| EXERCICE A |
Dans le texte fourni, remplacez « abris » par « cabanes » et réécrivez le passage qui commence aux mots « À quelques kilomètres » et s'arrête après « organisation d'aide humanitaire. ».

| TEXTE FOURNI |
-=-=-
Ces enfants sont exposés à des risques si les autorités continuent de démanteler hâtivement le tristement célèbre camp de réfugiés

Publié dans: Newsweek

À quelques kilomètres seulement des rues ordonnées du centre-ville de Calais, passés quelques entrepôts et stations-services, l'une des scènes les plus saisissantes dans l'Europe moderne s'offre à la vue : celle du camp sordide, tentaculaire et surpeuplé de migrants souvent appelé la « Jungle ».

Avant cette semaine, pas moins de 10 000 demandeurs d'asile et migrants se trouvent dans le camp, la plupart sous des tentes ou dans des abris délabrés construits n'importe comment avec du contreplaqué et d'autres matériaux de construction de fortune ; d'autres vivent dans une section autorisée du camp, dans d'anciens conteneurs maritimes reconvertis en abris provisoires. La plupart des femmes et des filles sont logées dans un petit abri mis en place par une organisation d'aide humanitaire.
-=-=-
| Enregistrements issus d'une collection |
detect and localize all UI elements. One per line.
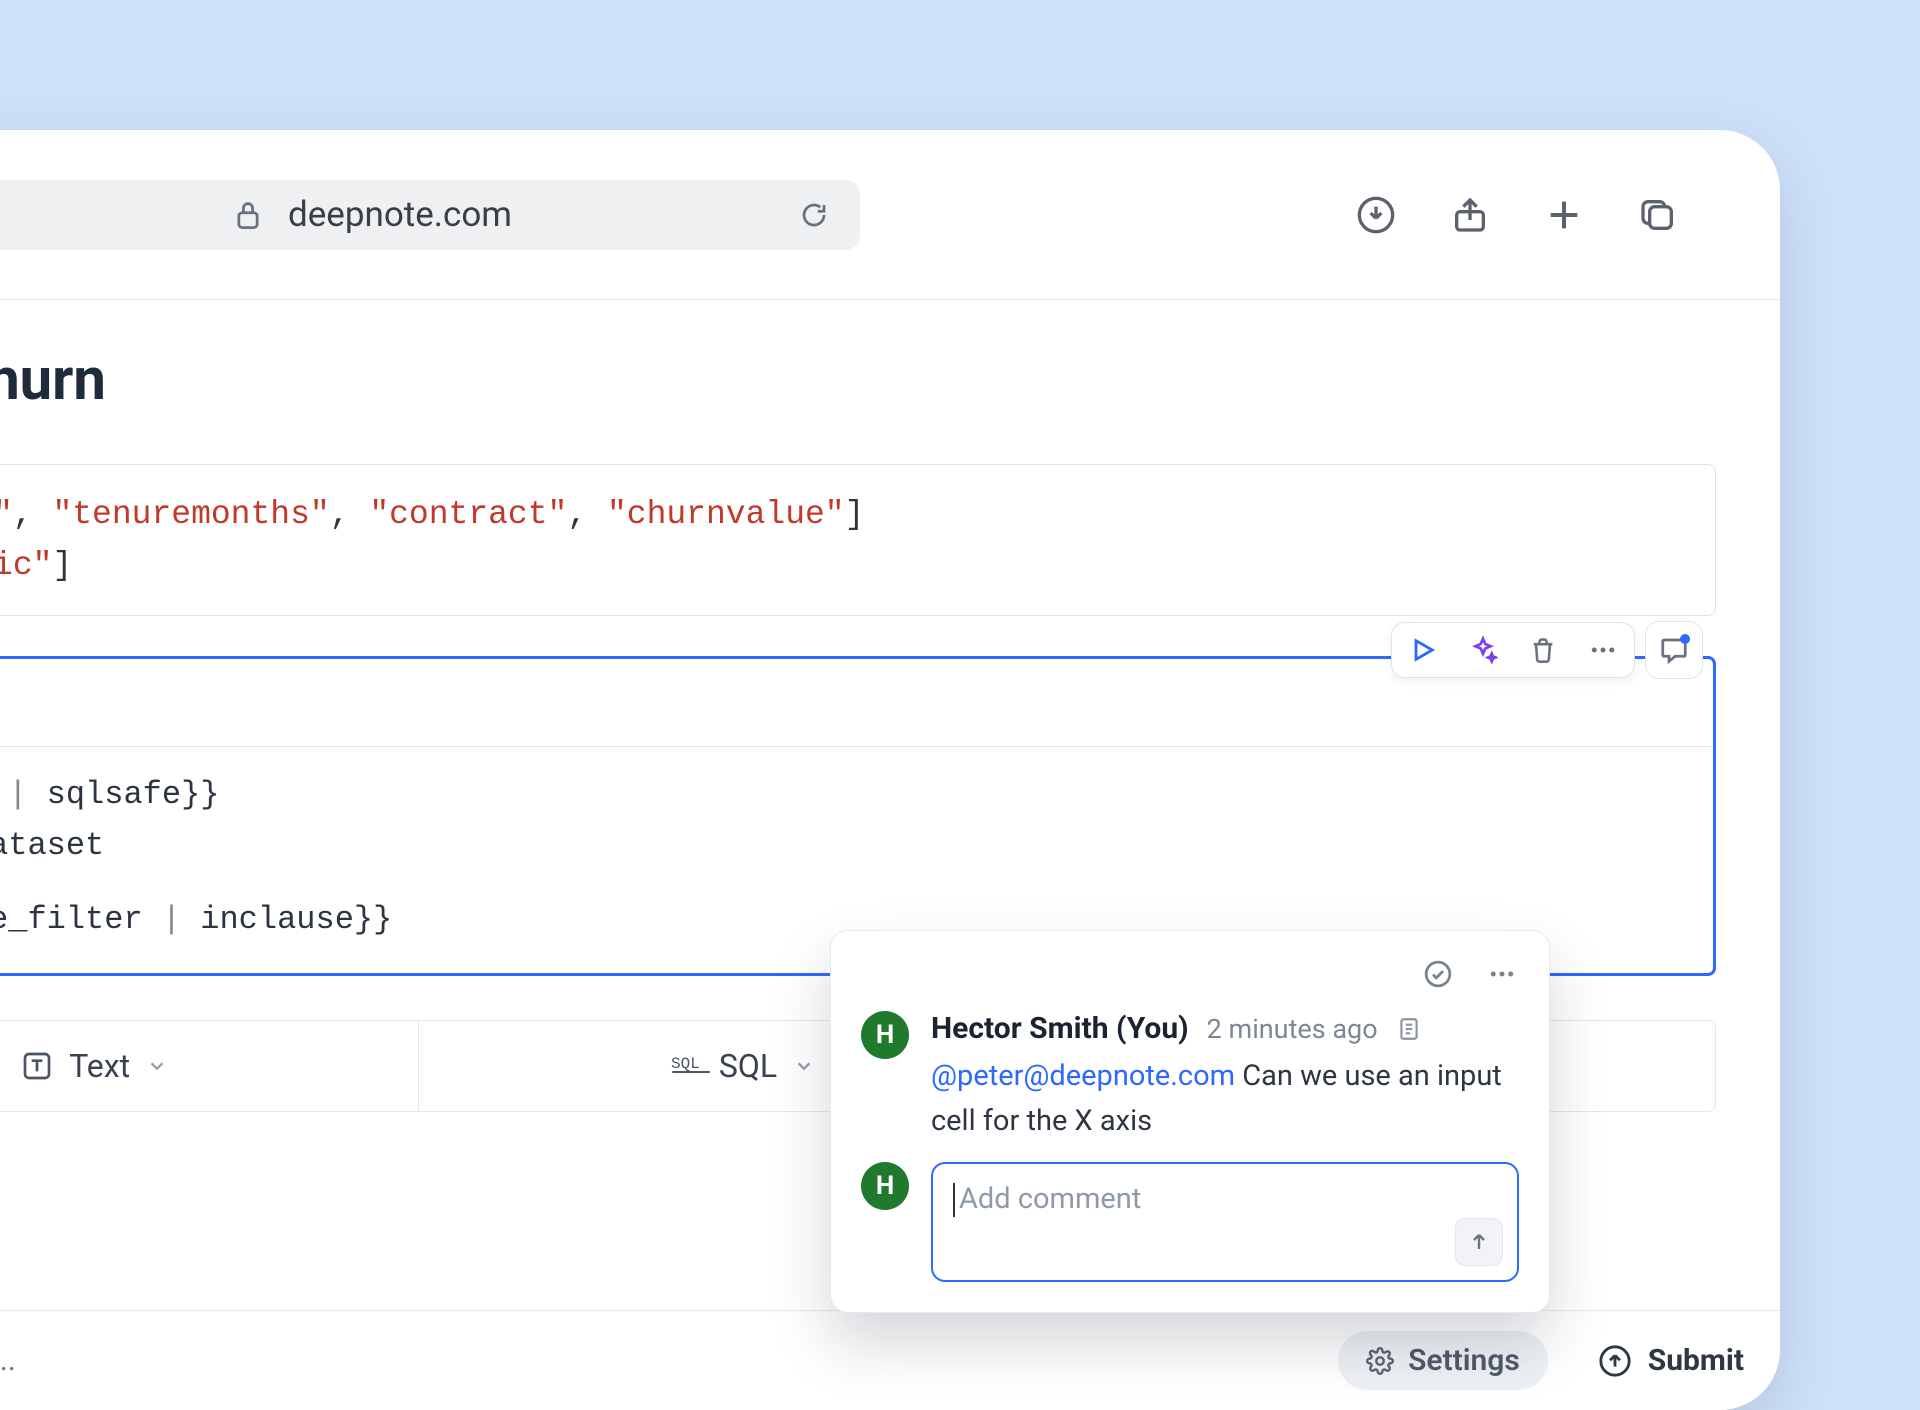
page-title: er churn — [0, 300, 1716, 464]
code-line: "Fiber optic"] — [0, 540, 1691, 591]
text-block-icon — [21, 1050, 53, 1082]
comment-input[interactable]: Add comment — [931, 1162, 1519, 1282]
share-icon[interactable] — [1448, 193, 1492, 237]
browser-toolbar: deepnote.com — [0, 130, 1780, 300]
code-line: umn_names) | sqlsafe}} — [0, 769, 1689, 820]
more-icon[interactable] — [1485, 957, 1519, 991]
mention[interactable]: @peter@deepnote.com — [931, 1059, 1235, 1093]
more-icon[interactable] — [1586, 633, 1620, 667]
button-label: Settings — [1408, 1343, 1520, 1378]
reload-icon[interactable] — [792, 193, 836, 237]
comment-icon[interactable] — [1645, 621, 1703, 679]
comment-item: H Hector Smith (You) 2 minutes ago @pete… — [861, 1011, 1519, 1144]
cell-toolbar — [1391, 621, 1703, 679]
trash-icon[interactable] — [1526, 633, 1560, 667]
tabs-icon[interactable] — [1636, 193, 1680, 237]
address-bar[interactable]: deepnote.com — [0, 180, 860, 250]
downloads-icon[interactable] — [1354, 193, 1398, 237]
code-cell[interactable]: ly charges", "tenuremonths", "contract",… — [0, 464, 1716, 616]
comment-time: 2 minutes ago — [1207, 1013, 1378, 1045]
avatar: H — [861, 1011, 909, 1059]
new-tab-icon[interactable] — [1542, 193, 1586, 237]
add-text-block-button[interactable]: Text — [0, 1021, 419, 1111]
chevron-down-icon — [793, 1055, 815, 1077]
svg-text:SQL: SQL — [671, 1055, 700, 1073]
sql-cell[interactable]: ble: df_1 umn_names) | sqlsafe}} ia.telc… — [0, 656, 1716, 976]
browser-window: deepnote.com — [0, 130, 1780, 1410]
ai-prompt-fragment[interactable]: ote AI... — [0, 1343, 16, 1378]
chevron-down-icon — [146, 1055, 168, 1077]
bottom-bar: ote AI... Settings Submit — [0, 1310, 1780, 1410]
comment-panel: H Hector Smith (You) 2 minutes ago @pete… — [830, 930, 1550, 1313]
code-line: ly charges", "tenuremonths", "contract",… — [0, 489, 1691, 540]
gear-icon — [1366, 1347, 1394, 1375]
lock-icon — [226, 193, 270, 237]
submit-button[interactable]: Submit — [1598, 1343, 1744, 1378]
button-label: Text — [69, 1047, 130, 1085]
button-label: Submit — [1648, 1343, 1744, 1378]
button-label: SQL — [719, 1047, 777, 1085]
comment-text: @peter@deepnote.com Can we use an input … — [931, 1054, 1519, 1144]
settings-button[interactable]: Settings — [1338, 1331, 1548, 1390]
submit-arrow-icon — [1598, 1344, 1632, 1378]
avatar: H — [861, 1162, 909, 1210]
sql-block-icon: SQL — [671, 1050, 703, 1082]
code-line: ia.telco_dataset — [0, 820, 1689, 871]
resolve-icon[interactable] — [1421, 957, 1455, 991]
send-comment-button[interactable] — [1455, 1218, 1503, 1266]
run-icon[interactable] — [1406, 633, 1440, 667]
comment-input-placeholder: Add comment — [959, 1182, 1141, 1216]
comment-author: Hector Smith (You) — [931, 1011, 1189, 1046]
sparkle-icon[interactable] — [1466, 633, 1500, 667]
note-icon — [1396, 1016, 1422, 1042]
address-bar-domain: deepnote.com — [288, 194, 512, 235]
-=-=-
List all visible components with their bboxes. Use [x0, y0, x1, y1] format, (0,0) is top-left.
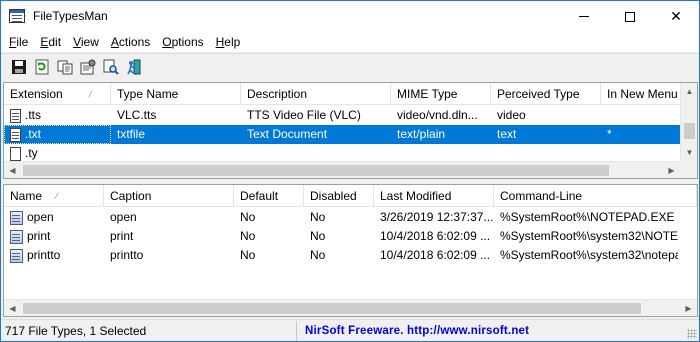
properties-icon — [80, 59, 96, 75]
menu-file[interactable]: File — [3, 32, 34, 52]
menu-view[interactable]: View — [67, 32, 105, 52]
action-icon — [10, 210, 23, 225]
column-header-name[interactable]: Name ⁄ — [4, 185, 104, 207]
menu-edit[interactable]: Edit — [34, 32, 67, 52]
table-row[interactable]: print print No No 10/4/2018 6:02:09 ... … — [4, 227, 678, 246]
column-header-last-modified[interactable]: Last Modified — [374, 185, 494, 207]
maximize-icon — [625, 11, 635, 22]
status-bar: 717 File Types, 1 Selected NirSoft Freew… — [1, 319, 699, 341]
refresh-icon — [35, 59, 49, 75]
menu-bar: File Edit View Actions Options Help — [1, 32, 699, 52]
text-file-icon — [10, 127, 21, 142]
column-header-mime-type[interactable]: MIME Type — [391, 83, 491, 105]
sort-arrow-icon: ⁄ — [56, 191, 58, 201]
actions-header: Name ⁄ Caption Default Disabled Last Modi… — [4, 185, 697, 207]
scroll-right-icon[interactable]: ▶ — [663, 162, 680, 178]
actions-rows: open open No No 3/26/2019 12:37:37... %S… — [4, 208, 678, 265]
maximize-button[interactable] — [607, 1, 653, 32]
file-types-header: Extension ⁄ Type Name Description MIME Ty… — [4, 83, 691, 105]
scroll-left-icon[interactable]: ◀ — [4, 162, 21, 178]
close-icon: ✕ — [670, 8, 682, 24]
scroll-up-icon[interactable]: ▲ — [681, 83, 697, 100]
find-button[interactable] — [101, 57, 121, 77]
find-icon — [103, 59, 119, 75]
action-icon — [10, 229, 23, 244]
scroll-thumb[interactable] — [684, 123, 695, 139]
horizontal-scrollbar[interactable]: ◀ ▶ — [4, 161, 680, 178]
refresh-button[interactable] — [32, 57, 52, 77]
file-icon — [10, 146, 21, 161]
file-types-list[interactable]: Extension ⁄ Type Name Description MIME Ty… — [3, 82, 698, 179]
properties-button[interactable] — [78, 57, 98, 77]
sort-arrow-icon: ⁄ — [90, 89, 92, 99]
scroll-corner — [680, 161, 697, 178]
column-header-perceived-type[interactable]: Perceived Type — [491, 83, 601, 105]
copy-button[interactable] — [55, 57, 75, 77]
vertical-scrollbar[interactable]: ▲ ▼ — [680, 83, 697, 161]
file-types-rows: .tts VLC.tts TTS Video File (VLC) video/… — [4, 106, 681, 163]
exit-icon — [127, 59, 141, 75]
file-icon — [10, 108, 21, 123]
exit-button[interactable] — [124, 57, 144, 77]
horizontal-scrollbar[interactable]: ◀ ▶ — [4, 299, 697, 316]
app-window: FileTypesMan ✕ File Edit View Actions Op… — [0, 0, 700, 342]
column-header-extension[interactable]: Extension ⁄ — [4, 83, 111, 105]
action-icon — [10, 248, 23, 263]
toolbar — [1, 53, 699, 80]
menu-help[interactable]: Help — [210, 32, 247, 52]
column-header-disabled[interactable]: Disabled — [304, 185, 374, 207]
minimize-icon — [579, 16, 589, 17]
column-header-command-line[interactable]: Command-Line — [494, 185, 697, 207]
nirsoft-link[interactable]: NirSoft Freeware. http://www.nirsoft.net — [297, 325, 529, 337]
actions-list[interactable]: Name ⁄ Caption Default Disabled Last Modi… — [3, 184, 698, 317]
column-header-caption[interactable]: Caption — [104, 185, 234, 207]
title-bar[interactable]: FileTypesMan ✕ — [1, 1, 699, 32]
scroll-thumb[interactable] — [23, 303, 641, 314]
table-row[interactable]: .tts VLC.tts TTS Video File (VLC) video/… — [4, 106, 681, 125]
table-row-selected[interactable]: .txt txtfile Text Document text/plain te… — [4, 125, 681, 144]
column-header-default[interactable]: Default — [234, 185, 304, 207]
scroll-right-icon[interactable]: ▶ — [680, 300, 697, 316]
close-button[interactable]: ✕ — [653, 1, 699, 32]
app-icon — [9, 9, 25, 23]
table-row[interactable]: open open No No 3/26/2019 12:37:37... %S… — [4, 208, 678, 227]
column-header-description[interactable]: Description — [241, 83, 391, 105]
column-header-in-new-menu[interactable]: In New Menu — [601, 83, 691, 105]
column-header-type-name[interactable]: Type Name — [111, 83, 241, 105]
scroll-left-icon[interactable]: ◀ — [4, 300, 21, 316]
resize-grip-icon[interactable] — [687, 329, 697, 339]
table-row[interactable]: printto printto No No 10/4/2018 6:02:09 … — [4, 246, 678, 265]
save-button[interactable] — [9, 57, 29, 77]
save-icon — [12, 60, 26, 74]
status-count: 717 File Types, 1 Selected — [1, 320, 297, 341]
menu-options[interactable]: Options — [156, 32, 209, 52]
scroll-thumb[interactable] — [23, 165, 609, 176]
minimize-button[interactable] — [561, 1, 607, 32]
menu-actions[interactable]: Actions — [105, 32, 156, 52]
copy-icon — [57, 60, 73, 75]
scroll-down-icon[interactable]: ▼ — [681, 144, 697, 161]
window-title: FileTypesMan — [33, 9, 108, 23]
-=-=-
| EXERCICE B |
Parmi les lignes de la collection, recopiez à l'identique celles qui vont de la ligne contenant « page-title: er churn — [0, 300, 1716, 464] » jusqu'à la ligne contenant « chevron-down-icon — [146, 1055, 168, 1077] », ces deux lignes comprises.

| CORRIGÉ A |
À quelques kilomètres seulement des rues ordonnées du centre-ville de Calais, passés quelques entrepôts et stations-services, l'une des scènes les plus saisissantes dans l'Europe moderne s'offre à la vue : celle du camp sordide, tentaculaire et surpeuplé de migrants souvent appelé la « Jungle ».

Avant cette semaine, pas moins de 10 000 demandeurs d'asile et migrants se trouvent dans le camp, la plupart sous des tentes ou dans des cabanes délabrés construits n'importe comment avec du contreplaqué et d'autres matériaux de construction de fortune ; d'autres vivent dans une section autorisée du camp, dans d'anciens conteneurs maritimes reconvertis en cabanes provisoires. La plupart des femmes et des filles sont logées dans un petit abri mis en place par une organisation d'aide humanitaire.

| CORRIGÉ B |
page-title: er churn — [0, 300, 1716, 464]
code-line: "Fiber optic"] — [0, 540, 1691, 591]
text-block-icon — [21, 1050, 53, 1082]
comment-input[interactable]: Add comment — [931, 1162, 1519, 1282]
share-icon[interactable] — [1448, 193, 1492, 237]
browser-toolbar: deepnote.com — [0, 130, 1780, 300]
code-line: umn_names) | sqlsafe}} — [0, 769, 1689, 820]
more-icon[interactable] — [1485, 957, 1519, 991]
mention[interactable]: @peter@deepnote.com — [931, 1059, 1235, 1093]
more-icon[interactable] — [1586, 633, 1620, 667]
button-label: Settings — [1408, 1343, 1520, 1378]
reload-icon[interactable] — [792, 193, 836, 237]
comment-icon[interactable] — [1645, 621, 1703, 679]
comment-item: H Hector Smith (You) 2 minutes ago @pete… — [861, 1011, 1519, 1144]
cell-toolbar — [1391, 621, 1703, 679]
trash-icon[interactable] — [1526, 633, 1560, 667]
tabs-icon[interactable] — [1636, 193, 1680, 237]
address-bar[interactable]: deepnote.com — [0, 180, 860, 250]
downloads-icon[interactable] — [1354, 193, 1398, 237]
code-cell[interactable]: ly charges", "tenuremonths", "contract",… — [0, 464, 1716, 616]
comment-time: 2 minutes ago — [1207, 1013, 1378, 1045]
avatar: H — [861, 1011, 909, 1059]
new-tab-icon[interactable] — [1542, 193, 1586, 237]
add-text-block-button[interactable]: Text — [0, 1021, 419, 1111]
chevron-down-icon — [793, 1055, 815, 1077]
svg-text:SQL: SQL — [671, 1055, 700, 1073]
sql-cell[interactable]: ble: df_1 umn_names) | sqlsafe}} ia.telc… — [0, 656, 1716, 976]
browser-window: deepnote.com — [0, 130, 1780, 1410]
ai-prompt-fragment[interactable]: ote AI... — [0, 1343, 16, 1378]
chevron-down-icon — [146, 1055, 168, 1077]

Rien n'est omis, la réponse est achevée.